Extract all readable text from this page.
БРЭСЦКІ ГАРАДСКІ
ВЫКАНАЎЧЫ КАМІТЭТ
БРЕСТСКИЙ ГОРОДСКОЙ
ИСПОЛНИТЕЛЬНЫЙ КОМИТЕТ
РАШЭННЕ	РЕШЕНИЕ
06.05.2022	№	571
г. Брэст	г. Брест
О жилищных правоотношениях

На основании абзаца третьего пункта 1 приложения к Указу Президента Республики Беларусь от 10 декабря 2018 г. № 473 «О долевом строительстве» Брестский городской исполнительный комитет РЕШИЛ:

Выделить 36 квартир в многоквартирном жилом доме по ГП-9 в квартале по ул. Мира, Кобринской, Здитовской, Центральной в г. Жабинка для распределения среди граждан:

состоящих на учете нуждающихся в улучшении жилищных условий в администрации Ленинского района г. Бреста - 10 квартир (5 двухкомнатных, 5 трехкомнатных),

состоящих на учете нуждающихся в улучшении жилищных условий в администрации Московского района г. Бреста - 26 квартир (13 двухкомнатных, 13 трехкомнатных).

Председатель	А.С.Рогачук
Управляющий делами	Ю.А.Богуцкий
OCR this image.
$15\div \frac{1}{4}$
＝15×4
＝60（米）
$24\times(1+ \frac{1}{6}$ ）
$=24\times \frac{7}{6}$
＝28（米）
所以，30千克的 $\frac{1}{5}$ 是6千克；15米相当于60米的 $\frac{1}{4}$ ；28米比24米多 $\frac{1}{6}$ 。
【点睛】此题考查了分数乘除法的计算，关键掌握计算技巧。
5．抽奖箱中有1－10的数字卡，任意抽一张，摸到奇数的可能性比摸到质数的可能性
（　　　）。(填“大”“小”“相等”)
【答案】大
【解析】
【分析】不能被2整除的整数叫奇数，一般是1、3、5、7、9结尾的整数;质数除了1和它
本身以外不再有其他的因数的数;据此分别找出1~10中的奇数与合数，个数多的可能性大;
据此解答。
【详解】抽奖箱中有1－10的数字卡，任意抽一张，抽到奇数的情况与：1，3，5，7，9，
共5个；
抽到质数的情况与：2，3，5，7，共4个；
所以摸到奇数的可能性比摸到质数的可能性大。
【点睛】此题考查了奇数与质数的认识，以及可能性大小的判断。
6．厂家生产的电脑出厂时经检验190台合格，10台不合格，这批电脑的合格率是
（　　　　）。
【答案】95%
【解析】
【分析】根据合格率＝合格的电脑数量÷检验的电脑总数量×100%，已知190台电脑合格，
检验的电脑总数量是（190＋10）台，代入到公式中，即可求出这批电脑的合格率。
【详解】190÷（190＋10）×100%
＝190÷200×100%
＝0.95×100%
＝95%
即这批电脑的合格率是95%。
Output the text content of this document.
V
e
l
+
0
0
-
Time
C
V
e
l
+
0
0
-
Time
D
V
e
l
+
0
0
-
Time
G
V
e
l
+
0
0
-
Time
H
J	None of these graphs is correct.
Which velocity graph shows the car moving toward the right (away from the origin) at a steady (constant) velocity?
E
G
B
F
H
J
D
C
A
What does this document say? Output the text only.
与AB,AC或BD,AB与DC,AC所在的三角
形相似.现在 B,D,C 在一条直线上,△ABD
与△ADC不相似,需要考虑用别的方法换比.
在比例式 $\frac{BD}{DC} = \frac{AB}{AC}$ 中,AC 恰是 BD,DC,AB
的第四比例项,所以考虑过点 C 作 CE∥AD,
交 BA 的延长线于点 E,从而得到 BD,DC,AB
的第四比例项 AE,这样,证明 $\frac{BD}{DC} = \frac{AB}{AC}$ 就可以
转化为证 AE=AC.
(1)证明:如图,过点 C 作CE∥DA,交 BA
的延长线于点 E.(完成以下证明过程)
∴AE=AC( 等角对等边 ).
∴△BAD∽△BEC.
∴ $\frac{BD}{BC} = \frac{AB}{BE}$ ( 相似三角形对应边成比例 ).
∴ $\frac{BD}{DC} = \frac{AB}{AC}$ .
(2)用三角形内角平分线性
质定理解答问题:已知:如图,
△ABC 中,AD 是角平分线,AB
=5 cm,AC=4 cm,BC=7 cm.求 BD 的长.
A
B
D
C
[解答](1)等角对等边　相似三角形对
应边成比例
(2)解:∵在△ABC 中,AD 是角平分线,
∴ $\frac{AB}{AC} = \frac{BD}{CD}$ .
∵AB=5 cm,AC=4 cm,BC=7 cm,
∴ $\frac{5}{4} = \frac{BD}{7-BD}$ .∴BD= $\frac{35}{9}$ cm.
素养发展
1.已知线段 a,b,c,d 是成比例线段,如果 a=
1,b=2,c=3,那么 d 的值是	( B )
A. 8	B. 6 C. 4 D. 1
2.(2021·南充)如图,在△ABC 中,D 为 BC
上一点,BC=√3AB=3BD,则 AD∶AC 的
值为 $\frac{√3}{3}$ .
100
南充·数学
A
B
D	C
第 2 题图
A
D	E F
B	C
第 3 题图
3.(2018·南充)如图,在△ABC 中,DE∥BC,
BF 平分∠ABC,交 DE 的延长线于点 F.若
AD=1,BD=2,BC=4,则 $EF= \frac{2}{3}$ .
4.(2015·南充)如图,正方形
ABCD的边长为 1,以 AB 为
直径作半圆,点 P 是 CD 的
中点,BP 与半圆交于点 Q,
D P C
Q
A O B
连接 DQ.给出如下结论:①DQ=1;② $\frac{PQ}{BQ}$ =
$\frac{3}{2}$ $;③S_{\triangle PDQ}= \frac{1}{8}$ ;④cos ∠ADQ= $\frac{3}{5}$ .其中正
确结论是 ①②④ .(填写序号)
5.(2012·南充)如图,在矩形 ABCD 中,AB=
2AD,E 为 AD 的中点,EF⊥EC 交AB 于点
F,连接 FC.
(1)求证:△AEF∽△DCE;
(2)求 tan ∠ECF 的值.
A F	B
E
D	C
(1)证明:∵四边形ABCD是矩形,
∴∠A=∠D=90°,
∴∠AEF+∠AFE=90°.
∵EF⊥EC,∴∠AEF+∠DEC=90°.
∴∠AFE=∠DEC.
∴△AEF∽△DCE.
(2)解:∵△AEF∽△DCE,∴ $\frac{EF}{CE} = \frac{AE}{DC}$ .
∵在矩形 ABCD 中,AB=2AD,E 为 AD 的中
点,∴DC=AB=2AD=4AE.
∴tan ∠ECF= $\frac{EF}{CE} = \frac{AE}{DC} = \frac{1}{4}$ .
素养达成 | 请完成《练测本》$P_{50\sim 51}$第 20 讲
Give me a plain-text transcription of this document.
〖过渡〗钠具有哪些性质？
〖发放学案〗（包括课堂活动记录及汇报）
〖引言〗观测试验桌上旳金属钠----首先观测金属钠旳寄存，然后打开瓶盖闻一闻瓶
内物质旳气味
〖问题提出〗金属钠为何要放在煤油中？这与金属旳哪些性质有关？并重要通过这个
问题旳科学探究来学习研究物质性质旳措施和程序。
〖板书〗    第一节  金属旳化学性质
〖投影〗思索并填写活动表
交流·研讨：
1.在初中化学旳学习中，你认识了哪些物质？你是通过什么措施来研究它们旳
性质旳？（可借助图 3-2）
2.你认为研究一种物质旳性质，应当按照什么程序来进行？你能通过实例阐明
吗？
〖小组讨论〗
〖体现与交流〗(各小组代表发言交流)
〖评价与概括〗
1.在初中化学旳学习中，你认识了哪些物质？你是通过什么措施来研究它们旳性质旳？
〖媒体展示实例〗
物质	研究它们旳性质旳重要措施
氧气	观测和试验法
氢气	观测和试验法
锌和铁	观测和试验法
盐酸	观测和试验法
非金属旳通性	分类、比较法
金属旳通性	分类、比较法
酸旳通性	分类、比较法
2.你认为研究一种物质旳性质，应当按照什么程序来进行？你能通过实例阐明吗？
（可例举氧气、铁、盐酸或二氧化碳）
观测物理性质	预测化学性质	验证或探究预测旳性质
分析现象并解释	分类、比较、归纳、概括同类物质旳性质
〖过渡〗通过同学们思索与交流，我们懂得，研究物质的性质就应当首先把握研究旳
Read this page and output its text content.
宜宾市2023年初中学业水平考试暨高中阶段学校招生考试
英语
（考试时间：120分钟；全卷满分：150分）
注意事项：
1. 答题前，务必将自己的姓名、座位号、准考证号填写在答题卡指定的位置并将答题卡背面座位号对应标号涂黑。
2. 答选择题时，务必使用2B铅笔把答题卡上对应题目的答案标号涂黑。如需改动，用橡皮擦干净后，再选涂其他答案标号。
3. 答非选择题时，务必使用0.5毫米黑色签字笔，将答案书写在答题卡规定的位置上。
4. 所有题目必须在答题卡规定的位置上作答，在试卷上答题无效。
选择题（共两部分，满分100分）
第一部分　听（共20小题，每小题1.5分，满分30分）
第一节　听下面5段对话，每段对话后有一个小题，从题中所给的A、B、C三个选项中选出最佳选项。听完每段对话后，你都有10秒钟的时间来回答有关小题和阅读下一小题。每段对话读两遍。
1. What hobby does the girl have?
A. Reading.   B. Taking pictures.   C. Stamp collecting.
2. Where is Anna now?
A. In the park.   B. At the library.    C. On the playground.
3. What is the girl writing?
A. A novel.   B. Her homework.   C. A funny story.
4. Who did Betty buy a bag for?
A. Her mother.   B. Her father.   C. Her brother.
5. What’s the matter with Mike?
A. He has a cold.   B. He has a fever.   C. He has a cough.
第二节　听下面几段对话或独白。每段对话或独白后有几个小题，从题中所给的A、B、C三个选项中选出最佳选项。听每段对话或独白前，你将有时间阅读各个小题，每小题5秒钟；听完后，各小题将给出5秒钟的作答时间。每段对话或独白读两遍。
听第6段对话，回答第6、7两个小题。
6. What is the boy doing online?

- _PROBLEM DETAILS_:
Return the lines above, from the one containing "Read this page and output its text content." to the end, exactly as they stand.

- _ANSWER FOR THE TASK_:
Read this page and output its text content.
宜宾市2023年初中学业水平考试暨高中阶段学校招生考试
英语
（考试时间：120分钟；全卷满分：150分）
注意事项：
1. 答题前，务必将自己的姓名、座位号、准考证号填写在答题卡指定的位置并将答题卡背面座位号对应标号涂黑。
2. 答选择题时，务必使用2B铅笔把答题卡上对应题目的答案标号涂黑。如需改动，用橡皮擦干净后，再选涂其他答案标号。
3. 答非选择题时，务必使用0.5毫米黑色签字笔，将答案书写在答题卡规定的位置上。
4. 所有题目必须在答题卡规定的位置上作答，在试卷上答题无效。
选择题（共两部分，满分100分）
第一部分　听（共20小题，每小题1.5分，满分30分）
第一节　听下面5段对话，每段对话后有一个小题，从题中所给的A、B、C三个选项中选出最佳选项。听完每段对话后，你都有10秒钟的时间来回答有关小题和阅读下一小题。每段对话读两遍。
1. What hobby does the girl have?
A. Reading.   B. Taking pictures.   C. Stamp collecting.
2. Where is Anna now?
A. In the park.   B. At the library.    C. On the playground.
3. What is the girl writing?
A. A novel.   B. Her homework.   C. A funny story.
4. Who did Betty buy a bag for?
A. Her mother.   B. Her father.   C. Her brother.
5. What’s the matter with Mike?
A. He has a cold.   B. He has a fever.   C. He has a cough.
第二节　听下面几段对话或独白。每段对话或独白后有几个小题，从题中所给的A、B、C三个选项中选出最佳选项。听每段对话或独白前，你将有时间阅读各个小题，每小题5秒钟；听完后，各小题将给出5秒钟的作答时间。每段对话或独白读两遍。
听第6段对话，回答第6、7两个小题。
6. What is the boy doing online?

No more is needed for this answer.